··· SUPPLIED RECORDS

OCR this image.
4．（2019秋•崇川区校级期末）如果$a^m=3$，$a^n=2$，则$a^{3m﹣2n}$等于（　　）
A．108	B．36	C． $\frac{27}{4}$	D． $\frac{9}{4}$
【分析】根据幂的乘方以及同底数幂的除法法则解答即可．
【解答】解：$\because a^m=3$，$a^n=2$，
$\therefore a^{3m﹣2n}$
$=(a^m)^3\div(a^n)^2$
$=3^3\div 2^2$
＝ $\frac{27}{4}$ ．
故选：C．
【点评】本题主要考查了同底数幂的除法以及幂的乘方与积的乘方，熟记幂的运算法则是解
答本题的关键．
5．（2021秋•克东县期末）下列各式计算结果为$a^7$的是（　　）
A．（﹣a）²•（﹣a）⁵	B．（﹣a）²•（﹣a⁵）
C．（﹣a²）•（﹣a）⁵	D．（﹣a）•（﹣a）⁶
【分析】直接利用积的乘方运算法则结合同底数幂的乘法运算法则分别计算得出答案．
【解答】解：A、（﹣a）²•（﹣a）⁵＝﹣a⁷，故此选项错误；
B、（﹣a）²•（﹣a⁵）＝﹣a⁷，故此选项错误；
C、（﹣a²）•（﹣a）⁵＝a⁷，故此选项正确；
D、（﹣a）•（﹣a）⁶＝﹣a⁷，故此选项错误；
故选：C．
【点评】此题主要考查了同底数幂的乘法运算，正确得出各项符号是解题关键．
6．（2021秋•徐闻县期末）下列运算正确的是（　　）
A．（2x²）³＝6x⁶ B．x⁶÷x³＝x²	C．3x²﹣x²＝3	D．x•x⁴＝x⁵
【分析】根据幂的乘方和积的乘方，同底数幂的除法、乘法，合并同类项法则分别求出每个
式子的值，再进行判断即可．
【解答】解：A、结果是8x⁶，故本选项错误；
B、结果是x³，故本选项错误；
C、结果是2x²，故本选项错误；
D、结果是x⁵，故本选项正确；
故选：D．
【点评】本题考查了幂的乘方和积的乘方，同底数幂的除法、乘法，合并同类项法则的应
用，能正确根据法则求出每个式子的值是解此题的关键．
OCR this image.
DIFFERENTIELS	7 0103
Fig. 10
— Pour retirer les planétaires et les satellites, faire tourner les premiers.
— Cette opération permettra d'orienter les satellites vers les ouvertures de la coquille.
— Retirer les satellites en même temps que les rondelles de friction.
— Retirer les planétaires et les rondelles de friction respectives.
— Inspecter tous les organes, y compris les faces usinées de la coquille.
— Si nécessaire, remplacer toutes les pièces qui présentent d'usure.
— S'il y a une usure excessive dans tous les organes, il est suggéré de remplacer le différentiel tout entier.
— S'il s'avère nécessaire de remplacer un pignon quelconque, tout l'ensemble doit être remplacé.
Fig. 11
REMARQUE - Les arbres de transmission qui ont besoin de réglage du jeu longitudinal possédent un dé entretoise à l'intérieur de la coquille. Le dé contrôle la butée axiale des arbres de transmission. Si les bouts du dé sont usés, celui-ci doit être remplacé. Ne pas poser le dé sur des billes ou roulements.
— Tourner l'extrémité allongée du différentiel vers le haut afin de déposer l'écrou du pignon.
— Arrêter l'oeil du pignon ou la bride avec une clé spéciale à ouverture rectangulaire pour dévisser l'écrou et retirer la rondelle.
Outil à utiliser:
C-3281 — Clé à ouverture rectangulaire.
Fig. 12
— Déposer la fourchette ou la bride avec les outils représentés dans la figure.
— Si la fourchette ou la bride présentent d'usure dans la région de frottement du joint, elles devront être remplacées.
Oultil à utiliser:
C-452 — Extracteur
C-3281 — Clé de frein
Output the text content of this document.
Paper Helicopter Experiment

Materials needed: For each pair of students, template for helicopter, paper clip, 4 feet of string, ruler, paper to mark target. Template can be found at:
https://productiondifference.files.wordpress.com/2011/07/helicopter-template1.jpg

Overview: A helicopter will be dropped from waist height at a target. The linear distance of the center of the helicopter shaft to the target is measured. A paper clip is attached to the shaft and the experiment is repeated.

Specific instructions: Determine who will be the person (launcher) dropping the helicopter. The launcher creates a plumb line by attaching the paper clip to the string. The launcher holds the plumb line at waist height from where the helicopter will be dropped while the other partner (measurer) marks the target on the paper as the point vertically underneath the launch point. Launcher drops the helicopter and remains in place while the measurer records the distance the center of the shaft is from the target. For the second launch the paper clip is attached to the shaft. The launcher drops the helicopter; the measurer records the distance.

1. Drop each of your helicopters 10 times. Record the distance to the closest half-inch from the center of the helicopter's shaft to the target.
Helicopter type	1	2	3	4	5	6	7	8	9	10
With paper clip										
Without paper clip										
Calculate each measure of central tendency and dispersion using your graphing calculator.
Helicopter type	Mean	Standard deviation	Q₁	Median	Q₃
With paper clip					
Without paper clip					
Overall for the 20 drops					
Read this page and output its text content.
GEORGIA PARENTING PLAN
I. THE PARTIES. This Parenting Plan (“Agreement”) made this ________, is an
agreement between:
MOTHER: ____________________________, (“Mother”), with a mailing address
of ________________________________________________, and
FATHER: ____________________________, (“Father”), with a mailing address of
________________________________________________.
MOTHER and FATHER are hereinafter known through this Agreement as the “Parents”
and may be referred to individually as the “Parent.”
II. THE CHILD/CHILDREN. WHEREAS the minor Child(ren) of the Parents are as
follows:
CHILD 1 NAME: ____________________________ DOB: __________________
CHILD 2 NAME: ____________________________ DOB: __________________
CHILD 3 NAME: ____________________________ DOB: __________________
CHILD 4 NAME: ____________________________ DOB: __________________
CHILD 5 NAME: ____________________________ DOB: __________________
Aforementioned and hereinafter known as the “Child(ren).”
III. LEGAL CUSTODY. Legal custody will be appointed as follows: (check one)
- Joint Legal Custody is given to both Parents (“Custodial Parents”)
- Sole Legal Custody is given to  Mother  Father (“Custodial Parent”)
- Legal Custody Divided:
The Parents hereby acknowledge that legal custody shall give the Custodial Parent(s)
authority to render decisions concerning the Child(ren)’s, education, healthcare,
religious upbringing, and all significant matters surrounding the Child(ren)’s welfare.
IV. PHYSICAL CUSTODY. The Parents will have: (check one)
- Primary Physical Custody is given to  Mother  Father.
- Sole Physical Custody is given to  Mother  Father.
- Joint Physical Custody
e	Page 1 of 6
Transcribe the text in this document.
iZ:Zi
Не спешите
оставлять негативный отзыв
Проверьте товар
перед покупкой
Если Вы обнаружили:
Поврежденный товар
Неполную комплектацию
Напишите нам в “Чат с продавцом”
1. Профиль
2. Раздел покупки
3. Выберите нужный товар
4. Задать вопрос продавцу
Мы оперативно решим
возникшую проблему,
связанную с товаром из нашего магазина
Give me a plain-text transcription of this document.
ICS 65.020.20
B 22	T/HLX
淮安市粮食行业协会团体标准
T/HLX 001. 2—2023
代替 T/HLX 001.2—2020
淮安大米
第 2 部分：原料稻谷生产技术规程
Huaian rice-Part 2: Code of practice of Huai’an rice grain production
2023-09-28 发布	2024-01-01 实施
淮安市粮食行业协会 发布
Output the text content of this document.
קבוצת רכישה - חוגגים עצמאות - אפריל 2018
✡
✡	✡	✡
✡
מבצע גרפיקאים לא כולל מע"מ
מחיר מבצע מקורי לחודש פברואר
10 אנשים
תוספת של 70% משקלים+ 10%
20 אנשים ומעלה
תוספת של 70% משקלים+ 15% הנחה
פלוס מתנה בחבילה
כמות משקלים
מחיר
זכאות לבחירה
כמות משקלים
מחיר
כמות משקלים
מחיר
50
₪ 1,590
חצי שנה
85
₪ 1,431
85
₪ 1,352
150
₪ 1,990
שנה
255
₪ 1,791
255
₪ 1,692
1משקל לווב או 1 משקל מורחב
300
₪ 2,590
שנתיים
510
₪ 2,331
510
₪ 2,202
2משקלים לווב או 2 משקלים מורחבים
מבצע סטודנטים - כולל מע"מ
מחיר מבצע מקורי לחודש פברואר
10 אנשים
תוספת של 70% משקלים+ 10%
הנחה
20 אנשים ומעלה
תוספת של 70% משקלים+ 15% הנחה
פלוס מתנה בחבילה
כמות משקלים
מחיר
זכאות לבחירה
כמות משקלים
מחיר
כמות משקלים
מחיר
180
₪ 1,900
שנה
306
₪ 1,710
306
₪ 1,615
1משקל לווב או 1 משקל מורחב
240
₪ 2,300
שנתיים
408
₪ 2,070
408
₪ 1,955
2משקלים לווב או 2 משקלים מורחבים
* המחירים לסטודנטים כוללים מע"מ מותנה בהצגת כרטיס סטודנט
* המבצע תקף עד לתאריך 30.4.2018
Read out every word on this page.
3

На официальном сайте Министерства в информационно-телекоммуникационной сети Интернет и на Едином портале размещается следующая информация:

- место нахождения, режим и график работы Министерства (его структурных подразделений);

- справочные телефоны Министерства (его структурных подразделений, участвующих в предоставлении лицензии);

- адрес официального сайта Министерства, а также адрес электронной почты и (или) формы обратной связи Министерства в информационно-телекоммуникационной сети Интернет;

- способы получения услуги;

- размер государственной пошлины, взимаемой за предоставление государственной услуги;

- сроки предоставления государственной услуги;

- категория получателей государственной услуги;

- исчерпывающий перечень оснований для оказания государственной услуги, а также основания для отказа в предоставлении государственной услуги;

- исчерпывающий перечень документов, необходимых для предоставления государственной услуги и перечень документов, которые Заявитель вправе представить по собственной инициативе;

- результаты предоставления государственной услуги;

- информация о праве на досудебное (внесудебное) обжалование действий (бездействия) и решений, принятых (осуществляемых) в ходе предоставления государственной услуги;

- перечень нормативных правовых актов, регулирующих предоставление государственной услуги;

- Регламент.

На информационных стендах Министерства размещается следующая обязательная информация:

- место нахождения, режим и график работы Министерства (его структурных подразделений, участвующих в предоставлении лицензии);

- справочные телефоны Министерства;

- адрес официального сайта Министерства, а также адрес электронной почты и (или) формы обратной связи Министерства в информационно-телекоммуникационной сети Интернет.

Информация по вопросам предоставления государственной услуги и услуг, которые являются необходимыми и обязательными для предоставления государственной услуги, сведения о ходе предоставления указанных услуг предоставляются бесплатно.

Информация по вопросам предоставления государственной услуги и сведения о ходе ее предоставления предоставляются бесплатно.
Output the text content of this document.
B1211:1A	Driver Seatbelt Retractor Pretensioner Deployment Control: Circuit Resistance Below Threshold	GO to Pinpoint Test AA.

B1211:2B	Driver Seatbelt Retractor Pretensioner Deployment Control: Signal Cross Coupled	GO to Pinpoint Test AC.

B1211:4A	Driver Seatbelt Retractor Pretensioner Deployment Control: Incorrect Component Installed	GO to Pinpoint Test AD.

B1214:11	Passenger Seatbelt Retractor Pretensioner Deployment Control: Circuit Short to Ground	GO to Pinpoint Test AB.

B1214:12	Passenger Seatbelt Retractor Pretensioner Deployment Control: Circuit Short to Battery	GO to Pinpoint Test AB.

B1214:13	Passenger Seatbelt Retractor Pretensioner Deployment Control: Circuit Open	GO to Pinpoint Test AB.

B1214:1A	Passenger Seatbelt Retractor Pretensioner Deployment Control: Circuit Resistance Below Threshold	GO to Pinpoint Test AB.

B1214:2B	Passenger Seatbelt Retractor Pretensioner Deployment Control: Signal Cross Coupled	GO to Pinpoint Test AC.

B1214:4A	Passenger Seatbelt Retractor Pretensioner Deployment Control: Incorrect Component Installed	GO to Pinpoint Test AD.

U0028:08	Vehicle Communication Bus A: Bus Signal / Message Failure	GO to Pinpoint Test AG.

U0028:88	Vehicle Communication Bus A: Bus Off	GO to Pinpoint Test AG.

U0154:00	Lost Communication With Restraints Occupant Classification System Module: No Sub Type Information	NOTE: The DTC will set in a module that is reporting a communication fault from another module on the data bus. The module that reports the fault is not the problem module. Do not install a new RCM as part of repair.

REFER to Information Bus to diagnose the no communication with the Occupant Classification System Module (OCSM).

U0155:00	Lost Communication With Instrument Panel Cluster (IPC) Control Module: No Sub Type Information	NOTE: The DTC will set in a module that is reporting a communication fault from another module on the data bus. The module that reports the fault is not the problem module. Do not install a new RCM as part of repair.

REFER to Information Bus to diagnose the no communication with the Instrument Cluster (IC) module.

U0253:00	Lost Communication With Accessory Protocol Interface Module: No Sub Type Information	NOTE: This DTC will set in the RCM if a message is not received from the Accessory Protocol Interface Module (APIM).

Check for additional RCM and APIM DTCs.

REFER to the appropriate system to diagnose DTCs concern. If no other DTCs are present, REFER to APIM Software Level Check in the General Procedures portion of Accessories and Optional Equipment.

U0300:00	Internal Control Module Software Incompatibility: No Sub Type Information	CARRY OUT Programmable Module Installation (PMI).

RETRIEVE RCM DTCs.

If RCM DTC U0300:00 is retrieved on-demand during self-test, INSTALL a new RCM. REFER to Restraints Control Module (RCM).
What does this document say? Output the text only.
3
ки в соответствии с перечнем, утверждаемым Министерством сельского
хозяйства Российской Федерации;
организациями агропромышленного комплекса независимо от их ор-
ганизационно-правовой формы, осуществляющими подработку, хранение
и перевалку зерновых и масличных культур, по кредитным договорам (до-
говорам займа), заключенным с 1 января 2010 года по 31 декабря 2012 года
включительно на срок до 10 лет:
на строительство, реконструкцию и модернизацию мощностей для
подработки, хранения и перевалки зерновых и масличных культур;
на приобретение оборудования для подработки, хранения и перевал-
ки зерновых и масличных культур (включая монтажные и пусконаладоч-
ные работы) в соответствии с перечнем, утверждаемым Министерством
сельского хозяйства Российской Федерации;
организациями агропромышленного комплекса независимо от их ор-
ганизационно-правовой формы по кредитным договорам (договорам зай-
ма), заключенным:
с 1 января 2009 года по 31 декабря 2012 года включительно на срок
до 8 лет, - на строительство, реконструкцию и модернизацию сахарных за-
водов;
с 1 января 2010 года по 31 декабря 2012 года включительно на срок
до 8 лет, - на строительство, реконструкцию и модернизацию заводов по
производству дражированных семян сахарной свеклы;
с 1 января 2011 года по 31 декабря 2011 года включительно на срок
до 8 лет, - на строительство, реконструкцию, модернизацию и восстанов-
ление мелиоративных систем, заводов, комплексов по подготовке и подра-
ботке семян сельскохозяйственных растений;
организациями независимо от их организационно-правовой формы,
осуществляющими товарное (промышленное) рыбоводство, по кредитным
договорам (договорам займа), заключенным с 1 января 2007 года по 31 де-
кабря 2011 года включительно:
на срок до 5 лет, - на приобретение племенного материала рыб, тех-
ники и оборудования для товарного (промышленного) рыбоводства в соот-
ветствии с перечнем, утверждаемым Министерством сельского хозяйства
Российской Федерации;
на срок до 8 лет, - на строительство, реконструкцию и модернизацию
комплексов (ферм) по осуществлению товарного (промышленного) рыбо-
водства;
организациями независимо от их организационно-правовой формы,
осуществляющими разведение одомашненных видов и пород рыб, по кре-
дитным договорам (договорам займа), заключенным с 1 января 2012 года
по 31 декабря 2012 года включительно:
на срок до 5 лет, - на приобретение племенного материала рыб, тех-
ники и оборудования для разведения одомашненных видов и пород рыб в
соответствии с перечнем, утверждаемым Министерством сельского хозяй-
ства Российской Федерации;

······

• **TASK TO COMPLETE**
Extract every line from the records above that contains the word "follows".

• **FINISHED TASK**
follows:
III. LEGAL CUSTODY. Legal custody will be appointed as follows: (check one)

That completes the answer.